DATA ENTRIES:
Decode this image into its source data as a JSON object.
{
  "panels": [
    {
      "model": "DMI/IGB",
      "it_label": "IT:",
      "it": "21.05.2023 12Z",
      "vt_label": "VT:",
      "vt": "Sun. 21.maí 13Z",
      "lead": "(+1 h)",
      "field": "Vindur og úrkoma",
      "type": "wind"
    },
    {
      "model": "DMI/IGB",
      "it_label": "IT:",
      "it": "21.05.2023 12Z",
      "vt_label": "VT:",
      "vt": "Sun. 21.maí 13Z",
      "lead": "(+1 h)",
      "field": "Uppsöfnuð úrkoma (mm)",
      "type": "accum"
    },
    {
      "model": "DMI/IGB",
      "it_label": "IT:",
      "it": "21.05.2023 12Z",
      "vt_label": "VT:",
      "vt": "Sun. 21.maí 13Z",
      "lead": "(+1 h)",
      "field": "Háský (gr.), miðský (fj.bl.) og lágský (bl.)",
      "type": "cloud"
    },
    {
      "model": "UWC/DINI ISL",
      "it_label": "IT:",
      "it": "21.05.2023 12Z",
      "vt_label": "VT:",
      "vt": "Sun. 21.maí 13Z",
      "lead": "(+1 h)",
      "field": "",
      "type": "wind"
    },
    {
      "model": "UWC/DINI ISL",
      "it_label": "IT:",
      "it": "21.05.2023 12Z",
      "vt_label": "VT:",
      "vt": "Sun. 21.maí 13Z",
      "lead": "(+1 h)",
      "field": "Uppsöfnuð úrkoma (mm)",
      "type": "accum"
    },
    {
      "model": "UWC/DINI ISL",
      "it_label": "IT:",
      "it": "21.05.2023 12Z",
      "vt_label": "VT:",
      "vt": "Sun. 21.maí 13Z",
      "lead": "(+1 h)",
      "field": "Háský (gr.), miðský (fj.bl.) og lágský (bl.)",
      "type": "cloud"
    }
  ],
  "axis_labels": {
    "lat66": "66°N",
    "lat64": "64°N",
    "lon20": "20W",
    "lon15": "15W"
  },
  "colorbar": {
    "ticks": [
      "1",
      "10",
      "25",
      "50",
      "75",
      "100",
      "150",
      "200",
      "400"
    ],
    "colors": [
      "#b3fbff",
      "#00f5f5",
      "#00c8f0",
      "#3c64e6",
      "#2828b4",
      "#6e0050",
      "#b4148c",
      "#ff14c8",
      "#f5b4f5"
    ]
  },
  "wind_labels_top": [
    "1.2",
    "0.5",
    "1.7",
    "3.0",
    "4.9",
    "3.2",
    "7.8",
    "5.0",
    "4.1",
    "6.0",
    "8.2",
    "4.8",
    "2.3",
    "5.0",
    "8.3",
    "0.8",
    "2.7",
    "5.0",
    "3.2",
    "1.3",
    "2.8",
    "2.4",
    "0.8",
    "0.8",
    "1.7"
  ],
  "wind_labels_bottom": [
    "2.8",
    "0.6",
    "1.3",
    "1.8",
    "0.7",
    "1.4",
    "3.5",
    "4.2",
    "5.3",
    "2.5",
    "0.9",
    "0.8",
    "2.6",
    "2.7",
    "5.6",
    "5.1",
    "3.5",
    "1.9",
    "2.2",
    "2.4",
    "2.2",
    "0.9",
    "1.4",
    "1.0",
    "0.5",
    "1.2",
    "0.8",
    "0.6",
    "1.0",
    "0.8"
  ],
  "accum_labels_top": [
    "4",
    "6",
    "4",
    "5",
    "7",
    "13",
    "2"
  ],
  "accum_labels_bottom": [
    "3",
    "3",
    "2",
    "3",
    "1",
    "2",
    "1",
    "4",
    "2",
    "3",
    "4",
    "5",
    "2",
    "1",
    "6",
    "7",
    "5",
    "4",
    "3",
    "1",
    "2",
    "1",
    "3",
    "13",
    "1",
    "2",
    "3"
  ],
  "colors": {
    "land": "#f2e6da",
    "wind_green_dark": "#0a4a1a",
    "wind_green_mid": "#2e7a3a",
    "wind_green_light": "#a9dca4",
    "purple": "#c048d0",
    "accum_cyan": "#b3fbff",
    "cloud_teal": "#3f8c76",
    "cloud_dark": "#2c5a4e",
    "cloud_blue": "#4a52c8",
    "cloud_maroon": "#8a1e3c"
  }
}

TO BE DONE: Reproduce each line verbatim.

EXERCISE SOLUTION:
Decode this image into its source data as a JSON object.
{
  "panels": [
    {
      "model": "DMI/IGB",
      "it_label": "IT:",
      "it": "21.05.2023 12Z",
      "vt_label": "VT:",
      "vt": "Sun. 21.maí 13Z",
      "lead": "(+1 h)",
      "field": "Vindur og úrkoma",
      "type": "wind"
    },
    {
      "model": "DMI/IGB",
      "it_label": "IT:",
      "it": "21.05.2023 12Z",
      "vt_label": "VT:",
      "vt": "Sun. 21.maí 13Z",
      "lead": "(+1 h)",
      "field": "Uppsöfnuð úrkoma (mm)",
      "type": "accum"
    },
    {
      "model": "DMI/IGB",
      "it_label": "IT:",
      "it": "21.05.2023 12Z",
      "vt_label": "VT:",
      "vt": "Sun. 21.maí 13Z",
      "lead": "(+1 h)",
      "field": "Háský (gr.), miðský (fj.bl.) og lágský (bl.)",
      "type": "cloud"
    },
    {
      "model": "UWC/DINI ISL",
      "it_label": "IT:",
      "it": "21.05.2023 12Z",
      "vt_label": "VT:",
      "vt": "Sun. 21.maí 13Z",
      "lead": "(+1 h)",
      "field": "",
      "type": "wind"
    },
    {
      "model": "UWC/DINI ISL",
      "it_label": "IT:",
      "it": "21.05.2023 12Z",
      "vt_label": "VT:",
      "vt": "Sun. 21.maí 13Z",
      "lead": "(+1 h)",
      "field": "Uppsöfnuð úrkoma (mm)",
      "type": "accum"
    },
    {
      "model": "UWC/DINI ISL",
      "it_label": "IT:",
      "it": "21.05.2023 12Z",
      "vt_label": "VT:",
      "vt": "Sun. 21.maí 13Z",
      "lead": "(+1 h)",
      "field": "Háský (gr.), miðský (fj.bl.) og lágský (bl.)",
      "type": "cloud"
    }
  ],
  "axis_labels": {
    "lat66": "66°N",
    "lat64": "64°N",
    "lon20": "20W",
    "lon15": "15W"
  },
  "colorbar": {
    "ticks": [
      "1",
      "10",
      "25",
      "50",
      "75",
      "100",
      "150",
      "200",
      "400"
    ],
    "colors": [
      "#b3fbff",
      "#00f5f5",
      "#00c8f0",
      "#3c64e6",
      "#2828b4",
      "#6e0050",
      "#b4148c",
      "#ff14c8",
      "#f5b4f5"
    ]
  },
  "wind_labels_top": [
    "1.2",
    "0.5",
    "1.7",
    "3.0",
    "4.9",
    "3.2",
    "7.8",
    "5.0",
    "4.1",
    "6.0",
    "8.2",
    "4.8",
    "2.3",
    "5.0",
    "8.3",
    "0.8",
    "2.7",
    "5.0",
    "3.2",
    "1.3",
    "2.8",
    "2.4",
    "0.8",
    "0.8",
    "1.7"
  ],
  "wind_labels_bottom": [
    "2.8",
    "0.6",
    "1.3",
    "1.8",
    "0.7",
    "1.4",
    "3.5",
    "4.2",
    "5.3",
    "2.5",
    "0.9",
    "0.8",
    "2.6",
    "2.7",
    "5.6",
    "5.1",
    "3.5",
    "1.9",
    "2.2",
    "2.4",
    "2.2",
    "0.9",
    "1.4",
    "1.0",
    "0.5",
    "1.2",
    "0.8",
    "0.6",
    "1.0",
    "0.8"
  ],
  "accum_labels_top": [
    "4",
    "6",
    "4",
    "5",
    "7",
    "13",
    "2"
  ],
  "accum_labels_bottom": [
    "3",
    "3",
    "2",
    "3",
    "1",
    "2",
    "1",
    "4",
    "2",
    "3",
    "4",
    "5",
    "2",
    "1",
    "6",
    "7",
    "5",
    "4",
    "3",
    "1",
    "2",
    "1",
    "3",
    "13",
    "1",
    "2",
    "3"
  ],
  "colors": {
    "land": "#f2e6da",
    "wind_green_dark": "#0a4a1a",
    "wind_green_mid": "#2e7a3a",
    "wind_green_light": "#a9dca4",
    "purple": "#c048d0",
    "accum_cyan": "#b3fbff",
    "cloud_teal": "#3f8c76",
    "cloud_dark": "#2c5a4e",
    "cloud_blue": "#4a52c8",
    "cloud_maroon": "#8a1e3c"
  }
}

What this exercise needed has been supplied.